Stated task
Print the entire listing. Each line must match the original exactly.

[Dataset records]
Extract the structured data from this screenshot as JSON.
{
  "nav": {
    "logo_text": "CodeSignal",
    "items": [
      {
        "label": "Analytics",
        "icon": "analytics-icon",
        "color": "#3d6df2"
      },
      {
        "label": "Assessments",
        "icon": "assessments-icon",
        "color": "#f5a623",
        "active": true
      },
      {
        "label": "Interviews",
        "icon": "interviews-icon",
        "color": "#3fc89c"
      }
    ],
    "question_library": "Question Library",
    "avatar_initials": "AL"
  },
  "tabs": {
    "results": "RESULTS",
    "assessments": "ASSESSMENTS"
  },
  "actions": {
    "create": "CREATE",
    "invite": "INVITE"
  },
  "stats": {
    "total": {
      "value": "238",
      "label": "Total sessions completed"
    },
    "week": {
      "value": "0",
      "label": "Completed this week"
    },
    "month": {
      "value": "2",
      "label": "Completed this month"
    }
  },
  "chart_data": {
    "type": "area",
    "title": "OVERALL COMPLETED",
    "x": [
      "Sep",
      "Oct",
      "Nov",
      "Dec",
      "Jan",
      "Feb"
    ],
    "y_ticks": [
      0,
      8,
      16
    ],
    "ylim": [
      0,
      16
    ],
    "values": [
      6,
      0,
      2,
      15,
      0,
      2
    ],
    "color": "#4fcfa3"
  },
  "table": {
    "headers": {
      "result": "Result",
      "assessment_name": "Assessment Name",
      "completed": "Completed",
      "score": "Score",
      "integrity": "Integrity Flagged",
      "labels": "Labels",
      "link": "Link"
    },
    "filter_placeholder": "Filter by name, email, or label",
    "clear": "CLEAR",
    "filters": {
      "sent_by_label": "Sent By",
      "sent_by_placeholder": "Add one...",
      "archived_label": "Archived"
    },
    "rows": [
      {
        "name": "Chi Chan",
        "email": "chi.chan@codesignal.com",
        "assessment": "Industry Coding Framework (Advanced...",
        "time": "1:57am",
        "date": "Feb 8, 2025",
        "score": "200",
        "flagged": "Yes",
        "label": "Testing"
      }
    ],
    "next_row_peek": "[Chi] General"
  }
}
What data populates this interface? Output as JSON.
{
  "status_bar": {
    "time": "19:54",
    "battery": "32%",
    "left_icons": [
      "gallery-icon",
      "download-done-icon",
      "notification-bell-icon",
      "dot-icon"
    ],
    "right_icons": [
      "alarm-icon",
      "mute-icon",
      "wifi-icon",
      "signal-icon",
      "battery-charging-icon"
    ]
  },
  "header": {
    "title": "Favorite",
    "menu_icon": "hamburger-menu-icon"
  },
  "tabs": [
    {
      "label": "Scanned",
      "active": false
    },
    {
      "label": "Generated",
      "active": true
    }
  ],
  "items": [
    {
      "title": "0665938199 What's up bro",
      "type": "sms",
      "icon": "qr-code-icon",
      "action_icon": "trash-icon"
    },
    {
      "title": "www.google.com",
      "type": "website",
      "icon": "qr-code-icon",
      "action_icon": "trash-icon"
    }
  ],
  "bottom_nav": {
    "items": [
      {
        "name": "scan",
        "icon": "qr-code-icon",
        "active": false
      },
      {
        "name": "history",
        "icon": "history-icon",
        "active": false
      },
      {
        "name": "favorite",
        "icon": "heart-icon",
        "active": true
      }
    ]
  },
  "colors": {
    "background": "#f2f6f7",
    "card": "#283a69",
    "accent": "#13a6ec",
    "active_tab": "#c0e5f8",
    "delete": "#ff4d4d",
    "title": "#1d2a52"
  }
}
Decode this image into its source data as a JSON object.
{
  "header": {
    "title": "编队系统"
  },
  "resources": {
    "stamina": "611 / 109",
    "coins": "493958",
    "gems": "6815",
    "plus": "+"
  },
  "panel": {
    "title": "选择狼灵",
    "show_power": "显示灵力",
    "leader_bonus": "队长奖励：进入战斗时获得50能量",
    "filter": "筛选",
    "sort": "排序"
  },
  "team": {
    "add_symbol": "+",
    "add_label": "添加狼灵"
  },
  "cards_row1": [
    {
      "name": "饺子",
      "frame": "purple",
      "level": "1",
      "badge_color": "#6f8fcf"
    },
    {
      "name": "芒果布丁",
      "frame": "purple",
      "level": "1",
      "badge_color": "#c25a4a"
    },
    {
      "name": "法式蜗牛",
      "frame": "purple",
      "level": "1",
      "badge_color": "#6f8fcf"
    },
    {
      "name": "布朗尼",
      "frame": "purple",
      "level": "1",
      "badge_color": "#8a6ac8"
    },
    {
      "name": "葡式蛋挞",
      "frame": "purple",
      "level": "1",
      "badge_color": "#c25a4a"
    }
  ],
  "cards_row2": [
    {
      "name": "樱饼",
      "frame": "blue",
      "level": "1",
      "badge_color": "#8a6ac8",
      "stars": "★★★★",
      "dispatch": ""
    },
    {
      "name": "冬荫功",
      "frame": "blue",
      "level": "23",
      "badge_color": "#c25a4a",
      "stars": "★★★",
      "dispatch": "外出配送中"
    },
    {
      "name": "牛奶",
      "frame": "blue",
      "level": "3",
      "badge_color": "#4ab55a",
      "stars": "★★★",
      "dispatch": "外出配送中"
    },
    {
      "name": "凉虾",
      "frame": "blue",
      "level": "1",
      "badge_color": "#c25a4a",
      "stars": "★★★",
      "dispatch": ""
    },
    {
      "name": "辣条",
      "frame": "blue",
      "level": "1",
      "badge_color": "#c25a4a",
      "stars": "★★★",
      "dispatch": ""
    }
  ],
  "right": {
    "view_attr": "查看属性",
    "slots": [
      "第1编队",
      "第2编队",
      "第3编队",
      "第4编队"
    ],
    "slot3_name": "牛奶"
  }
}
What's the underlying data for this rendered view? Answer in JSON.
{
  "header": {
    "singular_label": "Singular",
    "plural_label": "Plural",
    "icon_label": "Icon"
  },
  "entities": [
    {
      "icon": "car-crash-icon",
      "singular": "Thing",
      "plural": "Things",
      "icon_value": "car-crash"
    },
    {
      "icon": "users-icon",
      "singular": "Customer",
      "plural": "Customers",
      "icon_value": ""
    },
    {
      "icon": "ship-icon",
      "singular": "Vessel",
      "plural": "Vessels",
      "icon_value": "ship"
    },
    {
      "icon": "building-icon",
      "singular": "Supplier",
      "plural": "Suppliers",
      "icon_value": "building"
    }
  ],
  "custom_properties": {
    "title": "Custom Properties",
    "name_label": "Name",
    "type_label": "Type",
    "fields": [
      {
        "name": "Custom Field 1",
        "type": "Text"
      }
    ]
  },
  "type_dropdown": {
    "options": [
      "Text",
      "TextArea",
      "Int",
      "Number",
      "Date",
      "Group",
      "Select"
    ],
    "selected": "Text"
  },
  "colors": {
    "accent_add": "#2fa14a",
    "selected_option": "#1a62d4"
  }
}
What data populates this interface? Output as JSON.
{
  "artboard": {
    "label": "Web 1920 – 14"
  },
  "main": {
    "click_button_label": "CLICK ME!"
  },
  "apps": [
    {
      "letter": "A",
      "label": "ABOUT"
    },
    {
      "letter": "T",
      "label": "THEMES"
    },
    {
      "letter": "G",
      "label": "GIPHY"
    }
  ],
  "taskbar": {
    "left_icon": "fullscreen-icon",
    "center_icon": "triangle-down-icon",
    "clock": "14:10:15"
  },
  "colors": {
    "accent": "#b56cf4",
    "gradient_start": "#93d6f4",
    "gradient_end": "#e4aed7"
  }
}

Complete answer
Extract the structured data from this screenshot as JSON.
{
  "nav": {
    "logo_text": "CodeSignal",
    "items": [
      {
        "label": "Analytics",
        "icon": "analytics-icon",
        "color": "#3d6df2"
      },
      {
        "label": "Assessments",
        "icon": "assessments-icon",
        "color": "#f5a623",
        "active": true
      },
      {
        "label": "Interviews",
        "icon": "interviews-icon",
        "color": "#3fc89c"
      }
    ],
    "question_library": "Question Library",
    "avatar_initials": "AL"
  },
  "tabs": {
    "results": "RESULTS",
    "assessments": "ASSESSMENTS"
  },
  "actions": {
    "create": "CREATE",
    "invite": "INVITE"
  },
  "stats": {
    "total": {
      "value": "238",
      "label": "Total sessions completed"
    },
    "week": {
      "value": "0",
      "label": "Completed this week"
    },
    "month": {
      "value": "2",
      "label": "Completed this month"
    }
  },
  "chart_data": {
    "type": "area",
    "title": "OVERALL COMPLETED",
    "x": [
      "Sep",
      "Oct",
      "Nov",
      "Dec",
      "Jan",
      "Feb"
    ],
    "y_ticks": [
      0,
      8,
      16
    ],
    "ylim": [
      0,
      16
    ],
    "values": [
      6,
      0,
      2,
      15,
      0,
      2
    ],
    "color": "#4fcfa3"
  },
  "table": {
    "headers": {
      "result": "Result",
      "assessment_name": "Assessment Name",
      "completed": "Completed",
      "score": "Score",
      "integrity": "Integrity Flagged",
      "labels": "Labels",
      "link": "Link"
    },
    "filter_placeholder": "Filter by name, email, or label",
    "clear": "CLEAR",
    "filters": {
      "sent_by_label": "Sent By",
      "sent_by_placeholder": "Add one...",
      "archived_label": "Archived"
    },
    "rows": [
      {
        "name": "Chi Chan",
        "email": "chi.chan@codesignal.com",
        "assessment": "Industry Coding Framework (Advanced...",
        "time": "1:57am",
        "date": "Feb 8, 2025",
        "score": "200",
        "flagged": "Yes",
        "label": "Testing"
      }
    ],
    "next_row_peek": "[Chi] General"
  }
}
What data populates this interface? Output as JSON.
{
  "status_bar": {
    "time": "19:54",
    "battery": "32%",
    "left_icons": [
      "gallery-icon",
      "download-done-icon",
      "notification-bell-icon",
      "dot-icon"
    ],
    "right_icons": [
      "alarm-icon",
      "mute-icon",
      "wifi-icon",
      "signal-icon",
      "battery-charging-icon"
    ]
  },
  "header": {
    "title": "Favorite",
    "menu_icon": "hamburger-menu-icon"
  },
  "tabs": [
    {
      "label": "Scanned",
      "active": false
    },
    {
      "label": "Generated",
      "active": true
    }
  ],
  "items": [
    {
      "title": "0665938199 What's up bro",
      "type": "sms",
      "icon": "qr-code-icon",
      "action_icon": "trash-icon"
    },
    {
      "title": "www.google.com",
      "type": "website",
      "icon": "qr-code-icon",
      "action_icon": "trash-icon"
    }
  ],
  "bottom_nav": {
    "items": [
      {
        "name": "scan",
        "icon": "qr-code-icon",
        "active": false
      },
      {
        "name": "history",
        "icon": "history-icon",
        "active": false
      },
      {
        "name": "favorite",
        "icon": "heart-icon",
        "active": true
      }
    ]
  },
  "colors": {
    "background": "#f2f6f7",
    "card": "#283a69",
    "accent": "#13a6ec",
    "active_tab": "#c0e5f8",
    "delete": "#ff4d4d",
    "title": "#1d2a52"
  }
}
Decode this image into its source data as a JSON object.
{
  "header": {
    "title": "编队系统"
  },
  "resources": {
    "stamina": "611 / 109",
    "coins": "493958",
    "gems": "6815",
    "plus": "+"
  },
  "panel": {
    "title": "选择狼灵",
    "show_power": "显示灵力",
    "leader_bonus": "队长奖励：进入战斗时获得50能量",
    "filter": "筛选",
    "sort": "排序"
  },
  "team": {
    "add_symbol": "+",
    "add_label": "添加狼灵"
  },
  "cards_row1": [
    {
      "name": "饺子",
      "frame": "purple",
      "level": "1",
      "badge_color": "#6f8fcf"
    },
    {
      "name": "芒果布丁",
      "frame": "purple",
      "level": "1",
      "badge_color": "#c25a4a"
    },
    {
      "name": "法式蜗牛",
      "frame": "purple",
      "level": "1",
      "badge_color": "#6f8fcf"
    },
    {
      "name": "布朗尼",
      "frame": "purple",
      "level": "1",
      "badge_color": "#8a6ac8"
    },
    {
      "name": "葡式蛋挞",
      "frame": "purple",
      "level": "1",
      "badge_color": "#c25a4a"
    }
  ],
  "cards_row2": [
    {
      "name": "樱饼",
      "frame": "blue",
      "level": "1",
      "badge_color": "#8a6ac8",
      "stars": "★★★★",
      "dispatch": ""
    },
    {
      "name": "冬荫功",
      "frame": "blue",
      "level": "23",
      "badge_color": "#c25a4a",
      "stars": "★★★",
      "dispatch": "外出配送中"
    },
    {
      "name": "牛奶",
      "frame": "blue",
      "level": "3",
      "badge_color": "#4ab55a",
      "stars": "★★★",
      "dispatch": "外出配送中"
    },
    {
      "name": "凉虾",
      "frame": "blue",
      "level": "1",
      "badge_color": "#c25a4a",
      "stars": "★★★",
      "dispatch": ""
    },
    {
      "name": "辣条",
      "frame": "blue",
      "level": "1",
      "badge_color": "#c25a4a",
      "stars": "★★★",
      "dispatch": ""
    }
  ],
  "right": {
    "view_attr": "查看属性",
    "slots": [
      "第1编队",
      "第2编队",
      "第3编队",
      "第4编队"
    ],
    "slot3_name": "牛奶"
  }
}
What's the underlying data for this rendered view? Answer in JSON.
{
  "header": {
    "singular_label": "Singular",
    "plural_label": "Plural",
    "icon_label": "Icon"
  },
  "entities": [
    {
      "icon": "car-crash-icon",
      "singular": "Thing",
      "plural": "Things",
      "icon_value": "car-crash"
    },
    {
      "icon": "users-icon",
      "singular": "Customer",
      "plural": "Customers",
      "icon_value": ""
    },
    {
      "icon": "ship-icon",
      "singular": "Vessel",
      "plural": "Vessels",
      "icon_value": "ship"
    },
    {
      "icon": "building-icon",
      "singular": "Supplier",
      "plural": "Suppliers",
      "icon_value": "building"
    }
  ],
  "custom_properties": {
    "title": "Custom Properties",
    "name_label": "Name",
    "type_label": "Type",
    "fields": [
      {
        "name": "Custom Field 1",
        "type": "Text"
      }
    ]
  },
  "type_dropdown": {
    "options": [
      "Text",
      "TextArea",
      "Int",
      "Number",
      "Date",
      "Group",
      "Select"
    ],
    "selected": "Text"
  },
  "colors": {
    "accent_add": "#2fa14a",
    "selected_option": "#1a62d4"
  }
}
What data populates this interface? Output as JSON.
{
  "artboard": {
    "label": "Web 1920 – 14"
  },
  "main": {
    "click_button_label": "CLICK ME!"
  },
  "apps": [
    {
      "letter": "A",
      "label": "ABOUT"
    },
    {
      "letter": "T",
      "label": "THEMES"
    },
    {
      "letter": "G",
      "label": "GIPHY"
    }
  ],
  "taskbar": {
    "left_icon": "fullscreen-icon",
    "center_icon": "triangle-down-icon",
    "clock": "14:10:15"
  },
  "colors": {
    "accent": "#b56cf4",
    "gradient_start": "#93d6f4",
    "gradient_end": "#e4aed7"
  }
}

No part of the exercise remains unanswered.